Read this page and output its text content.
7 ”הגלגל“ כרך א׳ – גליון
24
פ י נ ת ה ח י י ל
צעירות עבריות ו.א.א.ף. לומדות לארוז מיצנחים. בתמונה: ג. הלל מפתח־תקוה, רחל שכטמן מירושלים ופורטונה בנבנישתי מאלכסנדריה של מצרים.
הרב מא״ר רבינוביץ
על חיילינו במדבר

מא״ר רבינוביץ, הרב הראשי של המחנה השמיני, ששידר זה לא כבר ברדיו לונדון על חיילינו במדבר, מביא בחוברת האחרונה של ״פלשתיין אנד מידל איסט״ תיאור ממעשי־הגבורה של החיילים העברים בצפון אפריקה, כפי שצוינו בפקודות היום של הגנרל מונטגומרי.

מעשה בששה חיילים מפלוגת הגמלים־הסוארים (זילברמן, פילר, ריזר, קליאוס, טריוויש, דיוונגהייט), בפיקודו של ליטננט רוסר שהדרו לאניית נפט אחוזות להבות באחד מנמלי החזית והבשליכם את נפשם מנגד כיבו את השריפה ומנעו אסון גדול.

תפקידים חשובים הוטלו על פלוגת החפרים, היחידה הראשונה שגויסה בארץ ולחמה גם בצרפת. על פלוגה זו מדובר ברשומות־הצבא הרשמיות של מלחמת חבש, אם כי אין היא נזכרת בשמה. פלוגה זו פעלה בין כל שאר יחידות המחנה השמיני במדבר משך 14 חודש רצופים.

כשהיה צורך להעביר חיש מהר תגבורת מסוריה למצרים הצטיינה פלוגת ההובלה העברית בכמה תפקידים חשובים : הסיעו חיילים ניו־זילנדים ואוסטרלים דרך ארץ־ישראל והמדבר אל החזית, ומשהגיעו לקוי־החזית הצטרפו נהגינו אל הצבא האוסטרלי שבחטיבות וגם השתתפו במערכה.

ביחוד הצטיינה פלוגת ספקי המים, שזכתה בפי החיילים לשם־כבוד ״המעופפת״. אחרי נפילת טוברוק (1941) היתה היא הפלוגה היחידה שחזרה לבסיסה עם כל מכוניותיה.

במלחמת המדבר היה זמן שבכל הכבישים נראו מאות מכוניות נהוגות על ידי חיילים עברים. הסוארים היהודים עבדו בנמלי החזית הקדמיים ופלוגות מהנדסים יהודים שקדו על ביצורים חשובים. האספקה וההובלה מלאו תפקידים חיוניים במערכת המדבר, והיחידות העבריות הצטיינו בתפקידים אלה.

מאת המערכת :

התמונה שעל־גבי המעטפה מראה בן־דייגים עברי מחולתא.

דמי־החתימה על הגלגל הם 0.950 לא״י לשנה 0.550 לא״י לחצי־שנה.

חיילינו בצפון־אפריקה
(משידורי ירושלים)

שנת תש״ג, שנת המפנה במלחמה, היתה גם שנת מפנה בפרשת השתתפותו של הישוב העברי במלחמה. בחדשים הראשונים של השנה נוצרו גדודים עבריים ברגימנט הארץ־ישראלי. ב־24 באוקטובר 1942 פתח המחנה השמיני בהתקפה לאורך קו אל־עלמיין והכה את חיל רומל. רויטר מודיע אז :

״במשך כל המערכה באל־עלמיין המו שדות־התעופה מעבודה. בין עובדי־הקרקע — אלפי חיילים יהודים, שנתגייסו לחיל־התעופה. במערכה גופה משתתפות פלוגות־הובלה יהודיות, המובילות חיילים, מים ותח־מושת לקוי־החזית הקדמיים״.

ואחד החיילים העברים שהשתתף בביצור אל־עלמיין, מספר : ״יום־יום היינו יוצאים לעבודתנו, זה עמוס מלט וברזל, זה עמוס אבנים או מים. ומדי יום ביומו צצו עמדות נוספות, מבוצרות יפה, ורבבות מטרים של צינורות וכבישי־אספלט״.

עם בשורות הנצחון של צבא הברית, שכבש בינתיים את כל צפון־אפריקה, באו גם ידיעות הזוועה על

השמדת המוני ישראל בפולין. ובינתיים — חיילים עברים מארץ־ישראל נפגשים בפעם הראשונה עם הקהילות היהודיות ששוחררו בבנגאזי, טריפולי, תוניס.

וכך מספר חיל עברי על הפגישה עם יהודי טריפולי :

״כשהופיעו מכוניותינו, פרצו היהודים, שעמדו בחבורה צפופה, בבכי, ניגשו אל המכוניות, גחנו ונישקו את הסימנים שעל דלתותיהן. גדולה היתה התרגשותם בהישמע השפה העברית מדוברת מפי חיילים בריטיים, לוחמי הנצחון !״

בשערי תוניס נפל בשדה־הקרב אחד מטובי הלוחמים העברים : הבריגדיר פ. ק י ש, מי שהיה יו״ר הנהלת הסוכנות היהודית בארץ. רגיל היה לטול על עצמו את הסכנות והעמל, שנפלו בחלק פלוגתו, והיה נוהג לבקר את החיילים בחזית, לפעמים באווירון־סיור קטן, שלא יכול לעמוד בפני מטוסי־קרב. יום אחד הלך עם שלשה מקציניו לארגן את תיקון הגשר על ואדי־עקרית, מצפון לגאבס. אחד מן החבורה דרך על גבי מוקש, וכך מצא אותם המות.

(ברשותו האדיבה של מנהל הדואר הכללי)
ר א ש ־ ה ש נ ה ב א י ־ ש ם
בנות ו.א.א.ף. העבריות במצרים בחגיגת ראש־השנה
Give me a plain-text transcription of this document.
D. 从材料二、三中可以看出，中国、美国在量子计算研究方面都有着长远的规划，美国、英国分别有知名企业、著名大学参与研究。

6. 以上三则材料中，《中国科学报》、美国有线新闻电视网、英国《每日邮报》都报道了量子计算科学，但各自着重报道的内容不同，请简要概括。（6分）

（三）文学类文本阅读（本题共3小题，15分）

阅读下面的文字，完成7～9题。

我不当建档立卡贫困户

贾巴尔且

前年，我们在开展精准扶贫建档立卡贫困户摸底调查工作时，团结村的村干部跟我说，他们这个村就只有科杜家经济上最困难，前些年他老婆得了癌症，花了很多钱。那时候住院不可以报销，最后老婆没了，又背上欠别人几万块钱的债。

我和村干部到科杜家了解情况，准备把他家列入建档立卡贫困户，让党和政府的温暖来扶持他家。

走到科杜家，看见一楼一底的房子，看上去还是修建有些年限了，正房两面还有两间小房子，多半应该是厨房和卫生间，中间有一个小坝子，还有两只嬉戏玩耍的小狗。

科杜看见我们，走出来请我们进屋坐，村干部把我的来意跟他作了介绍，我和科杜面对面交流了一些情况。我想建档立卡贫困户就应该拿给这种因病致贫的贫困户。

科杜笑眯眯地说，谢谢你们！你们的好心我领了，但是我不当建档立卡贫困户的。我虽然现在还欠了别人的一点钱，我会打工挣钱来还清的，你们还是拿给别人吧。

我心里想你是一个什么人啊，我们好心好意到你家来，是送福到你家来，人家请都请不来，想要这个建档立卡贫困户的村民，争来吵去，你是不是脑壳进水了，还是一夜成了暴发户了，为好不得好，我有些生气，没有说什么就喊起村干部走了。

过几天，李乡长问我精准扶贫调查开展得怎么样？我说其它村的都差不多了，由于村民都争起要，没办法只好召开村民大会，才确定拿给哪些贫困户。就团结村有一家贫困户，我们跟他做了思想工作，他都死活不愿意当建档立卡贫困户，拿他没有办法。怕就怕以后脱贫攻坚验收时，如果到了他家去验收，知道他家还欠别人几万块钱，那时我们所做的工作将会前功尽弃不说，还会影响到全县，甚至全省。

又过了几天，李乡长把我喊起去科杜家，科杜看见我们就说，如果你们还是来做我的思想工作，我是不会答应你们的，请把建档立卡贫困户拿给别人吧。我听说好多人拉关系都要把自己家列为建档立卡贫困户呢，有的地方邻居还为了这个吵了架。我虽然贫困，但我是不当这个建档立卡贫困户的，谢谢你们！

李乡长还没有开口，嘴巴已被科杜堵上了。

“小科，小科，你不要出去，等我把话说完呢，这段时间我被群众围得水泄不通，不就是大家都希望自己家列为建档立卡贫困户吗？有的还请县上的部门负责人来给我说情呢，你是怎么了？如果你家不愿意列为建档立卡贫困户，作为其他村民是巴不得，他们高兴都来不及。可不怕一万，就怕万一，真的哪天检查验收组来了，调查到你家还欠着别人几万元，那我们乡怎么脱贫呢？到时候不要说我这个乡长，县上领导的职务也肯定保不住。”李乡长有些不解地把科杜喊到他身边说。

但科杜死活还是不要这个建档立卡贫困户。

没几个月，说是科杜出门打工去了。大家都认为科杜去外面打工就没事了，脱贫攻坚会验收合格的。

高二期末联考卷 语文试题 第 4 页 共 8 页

□ □ □ □

» Aim: Gather every line from the listing above in which the word "במדבר" appears.

» Solution:
על חיילינו במדבר
מא״ר רבינוביץ, הרב הראשי של המחנה השמיני, ששידר זה לא כבר ברדיו לונדון על חיילינו במדבר, מביא בחוברת האחרונה של ״פלשתיין אנד מידל איסט״ תיאור ממעשי־הגבורה של החיילים העברים בצפון אפריקה, כפי שצוינו בפקודות היום של הגנרל מונטגומרי.
תפקידים חשובים הוטלו על פלוגת החפרים, היחידה הראשונה שגויסה בארץ ולחמה גם בצרפת. על פלוגה זו מדובר ברשומות־הצבא הרשמיות של מלחמת חבש, אם כי אין היא נזכרת בשמה. פלוגה זו פעלה בין כל שאר יחידות המחנה השמיני במדבר משך 14 חודש רצופים.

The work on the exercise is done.